-------- DATA PROVIDED --------

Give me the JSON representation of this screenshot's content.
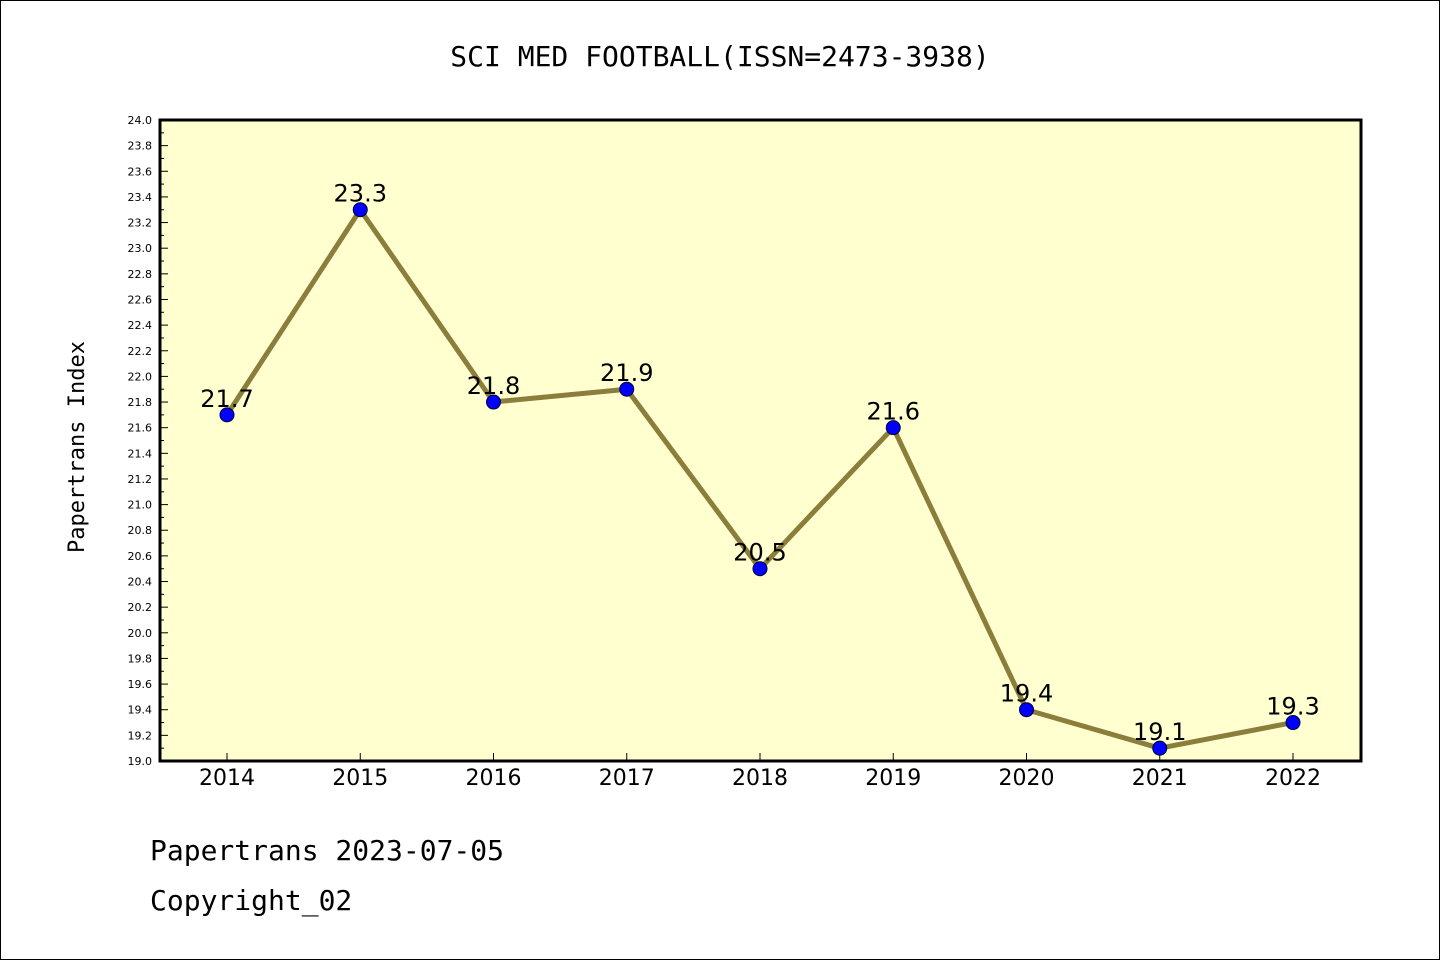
{
  "chart_data": {
    "type": "line",
    "title": "SCI MED FOOTBALL(ISSN=2473-3938)",
    "xlabel": "",
    "ylabel": "Papertrans Index",
    "categories": [
      "2014",
      "2015",
      "2016",
      "2017",
      "2018",
      "2019",
      "2020",
      "2021",
      "2022"
    ],
    "series": [
      {
        "values": [
          21.7,
          23.3,
          21.8,
          21.9,
          20.5,
          21.6,
          19.4,
          19.1,
          19.3
        ]
      }
    ],
    "data_labels": [
      "21.7",
      "23.3",
      "21.8",
      "21.9",
      "20.5",
      "21.6",
      "19.4",
      "19.1",
      "19.3"
    ],
    "ylim": [
      19.0,
      24.0
    ],
    "yticks": [
      "19.0",
      "19.2",
      "19.4",
      "19.6",
      "19.8",
      "20.0",
      "20.2",
      "20.4",
      "20.6",
      "20.8",
      "21.0",
      "21.2",
      "21.4",
      "21.6",
      "21.8",
      "22.0",
      "22.2",
      "22.4",
      "22.6",
      "22.8",
      "23.0",
      "23.2",
      "23.4",
      "23.6",
      "23.8",
      "24.0"
    ],
    "grid": false,
    "colors": {
      "plot_bg": "#ffffd0",
      "line": "#8b7d3a",
      "marker": "#0000ff"
    }
  },
  "footer": {
    "line1": "Papertrans 2023-07-05",
    "line2": "Copyright_02"
  }
}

--------

WHAT NEEDS TO BE DONE:
How many of the lines above include the string "Papertrans"? Reply with the number by itself.

TASK ANSWER:
2